**SET TASK**
Rewrite the listing as a numbered list, from its first line through the line containing "simulation-title: Simulation: [150, 189, 1009, 204]". Omit blank lines.

Stored entries:
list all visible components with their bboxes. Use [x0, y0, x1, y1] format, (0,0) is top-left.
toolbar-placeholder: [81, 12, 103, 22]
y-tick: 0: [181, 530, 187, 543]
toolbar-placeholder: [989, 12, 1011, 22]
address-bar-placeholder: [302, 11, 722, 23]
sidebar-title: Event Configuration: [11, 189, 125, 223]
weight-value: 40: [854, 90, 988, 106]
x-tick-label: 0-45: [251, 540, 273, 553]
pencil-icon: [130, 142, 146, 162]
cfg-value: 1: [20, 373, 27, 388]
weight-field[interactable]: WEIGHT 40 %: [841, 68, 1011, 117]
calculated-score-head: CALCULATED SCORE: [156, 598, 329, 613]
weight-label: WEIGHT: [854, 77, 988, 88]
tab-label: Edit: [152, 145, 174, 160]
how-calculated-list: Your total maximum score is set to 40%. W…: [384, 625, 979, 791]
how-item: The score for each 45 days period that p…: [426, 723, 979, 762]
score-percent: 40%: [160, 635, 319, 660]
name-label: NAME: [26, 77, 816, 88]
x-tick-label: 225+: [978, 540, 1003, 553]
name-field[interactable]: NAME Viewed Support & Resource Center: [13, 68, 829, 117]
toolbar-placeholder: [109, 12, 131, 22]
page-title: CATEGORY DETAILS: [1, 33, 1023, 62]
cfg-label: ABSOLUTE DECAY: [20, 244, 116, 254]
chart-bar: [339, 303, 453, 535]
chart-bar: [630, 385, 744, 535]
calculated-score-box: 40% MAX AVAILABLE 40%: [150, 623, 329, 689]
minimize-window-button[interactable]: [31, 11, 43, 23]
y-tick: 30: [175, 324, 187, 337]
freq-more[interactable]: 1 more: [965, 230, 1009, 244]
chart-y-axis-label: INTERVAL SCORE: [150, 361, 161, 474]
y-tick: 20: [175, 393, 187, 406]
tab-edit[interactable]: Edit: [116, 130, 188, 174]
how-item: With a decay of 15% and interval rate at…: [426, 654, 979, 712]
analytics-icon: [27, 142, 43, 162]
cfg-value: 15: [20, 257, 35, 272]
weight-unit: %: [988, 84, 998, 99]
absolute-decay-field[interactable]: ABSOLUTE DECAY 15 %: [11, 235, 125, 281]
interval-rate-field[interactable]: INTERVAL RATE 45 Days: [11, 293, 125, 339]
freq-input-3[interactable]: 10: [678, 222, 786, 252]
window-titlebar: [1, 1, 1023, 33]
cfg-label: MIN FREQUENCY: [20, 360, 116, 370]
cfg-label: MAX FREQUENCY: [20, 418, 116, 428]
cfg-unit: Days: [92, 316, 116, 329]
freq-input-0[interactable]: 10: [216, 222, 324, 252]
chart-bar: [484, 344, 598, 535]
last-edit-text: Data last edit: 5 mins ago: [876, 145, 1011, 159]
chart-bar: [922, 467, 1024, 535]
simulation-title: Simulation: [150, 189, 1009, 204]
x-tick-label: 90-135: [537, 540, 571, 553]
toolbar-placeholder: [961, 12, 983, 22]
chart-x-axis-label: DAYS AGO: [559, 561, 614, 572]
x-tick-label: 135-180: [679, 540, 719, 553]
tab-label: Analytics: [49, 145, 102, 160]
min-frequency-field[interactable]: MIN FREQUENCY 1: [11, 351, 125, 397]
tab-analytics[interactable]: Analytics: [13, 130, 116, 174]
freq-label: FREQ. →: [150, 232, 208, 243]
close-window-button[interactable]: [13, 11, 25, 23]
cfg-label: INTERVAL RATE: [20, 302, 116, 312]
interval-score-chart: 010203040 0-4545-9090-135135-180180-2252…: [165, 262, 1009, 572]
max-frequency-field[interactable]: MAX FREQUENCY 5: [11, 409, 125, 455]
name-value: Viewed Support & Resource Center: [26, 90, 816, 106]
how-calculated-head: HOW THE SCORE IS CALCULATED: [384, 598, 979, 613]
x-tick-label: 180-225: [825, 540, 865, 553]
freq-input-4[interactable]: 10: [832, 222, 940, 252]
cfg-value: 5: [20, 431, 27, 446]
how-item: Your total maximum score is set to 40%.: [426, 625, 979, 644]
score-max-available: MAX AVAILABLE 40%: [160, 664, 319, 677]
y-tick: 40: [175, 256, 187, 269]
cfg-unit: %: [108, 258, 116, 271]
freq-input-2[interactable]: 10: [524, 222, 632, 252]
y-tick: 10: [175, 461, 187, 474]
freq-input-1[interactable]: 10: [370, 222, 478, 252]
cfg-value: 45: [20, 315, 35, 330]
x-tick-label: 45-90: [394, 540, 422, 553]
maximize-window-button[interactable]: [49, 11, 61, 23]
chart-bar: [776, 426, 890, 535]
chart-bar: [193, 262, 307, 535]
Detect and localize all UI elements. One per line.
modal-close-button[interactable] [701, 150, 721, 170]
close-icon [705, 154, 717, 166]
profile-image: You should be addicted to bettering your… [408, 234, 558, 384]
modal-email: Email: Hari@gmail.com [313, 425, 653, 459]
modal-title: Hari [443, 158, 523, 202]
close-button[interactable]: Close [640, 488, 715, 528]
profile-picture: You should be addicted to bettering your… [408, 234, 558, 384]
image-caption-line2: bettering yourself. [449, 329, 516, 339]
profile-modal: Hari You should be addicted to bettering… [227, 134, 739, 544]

**RESULT**
1. list all visible components with their bboxes. Use [x0, y0, x1, y1] format, (0,0) is top-left.
2. toolbar-placeholder: [81, 12, 103, 22]
3. y-tick: 0: [181, 530, 187, 543]
4. toolbar-placeholder: [989, 12, 1011, 22]
5. address-bar-placeholder: [302, 11, 722, 23]
6. sidebar-title: Event Configuration: [11, 189, 125, 223]
7. weight-value: 40: [854, 90, 988, 106]
8. x-tick-label: 0-45: [251, 540, 273, 553]
9. pencil-icon: [130, 142, 146, 162]
10. cfg-value: 1: [20, 373, 27, 388]
11. weight-field[interactable]: WEIGHT 40 %: [841, 68, 1011, 117]
12. calculated-score-head: CALCULATED SCORE: [156, 598, 329, 613]
13. weight-label: WEIGHT: [854, 77, 988, 88]
14. tab-label: Edit: [152, 145, 174, 160]
15. how-calculated-list: Your total maximum score is set to 40%. W…: [384, 625, 979, 791]
16. how-item: The score for each 45 days period that p…: [426, 723, 979, 762]
17. score-percent: 40%: [160, 635, 319, 660]
18. name-label: NAME: [26, 77, 816, 88]
19. x-tick-label: 225+: [978, 540, 1003, 553]
20. name-field[interactable]: NAME Viewed Support & Resource Center: [13, 68, 829, 117]
21. toolbar-placeholder: [109, 12, 131, 22]
22. page-title: CATEGORY DETAILS: [1, 33, 1023, 62]
23. cfg-label: ABSOLUTE DECAY: [20, 244, 116, 254]
24. chart-bar: [339, 303, 453, 535]
25. chart-bar: [630, 385, 744, 535]
26. calculated-score-box: 40% MAX AVAILABLE 40%: [150, 623, 329, 689]
27. minimize-window-button[interactable]: [31, 11, 43, 23]
28. y-tick: 30: [175, 324, 187, 337]
29. freq-more[interactable]: 1 more: [965, 230, 1009, 244]
30. chart-y-axis-label: INTERVAL SCORE: [150, 361, 161, 474]
31. y-tick: 20: [175, 393, 187, 406]
32. tab-edit[interactable]: Edit: [116, 130, 188, 174]
33. how-item: With a decay of 15% and interval rate at…: [426, 654, 979, 712]
34. analytics-icon: [27, 142, 43, 162]
35. cfg-value: 15: [20, 257, 35, 272]
36. weight-unit: %: [988, 84, 998, 99]
37. absolute-decay-field[interactable]: ABSOLUTE DECAY 15 %: [11, 235, 125, 281]
38. interval-rate-field[interactable]: INTERVAL RATE 45 Days: [11, 293, 125, 339]
39. freq-input-3[interactable]: 10: [678, 222, 786, 252]
40. window-titlebar: [1, 1, 1023, 33]
41. cfg-label: MIN FREQUENCY: [20, 360, 116, 370]
42. cfg-label: MAX FREQUENCY: [20, 418, 116, 428]
43. cfg-unit: Days: [92, 316, 116, 329]
44. freq-input-0[interactable]: 10: [216, 222, 324, 252]
45. chart-bar: [484, 344, 598, 535]
46. last-edit-text: Data last edit: 5 mins ago: [876, 145, 1011, 159]
47. chart-bar: [922, 467, 1024, 535]
48. simulation-title: Simulation: [150, 189, 1009, 204]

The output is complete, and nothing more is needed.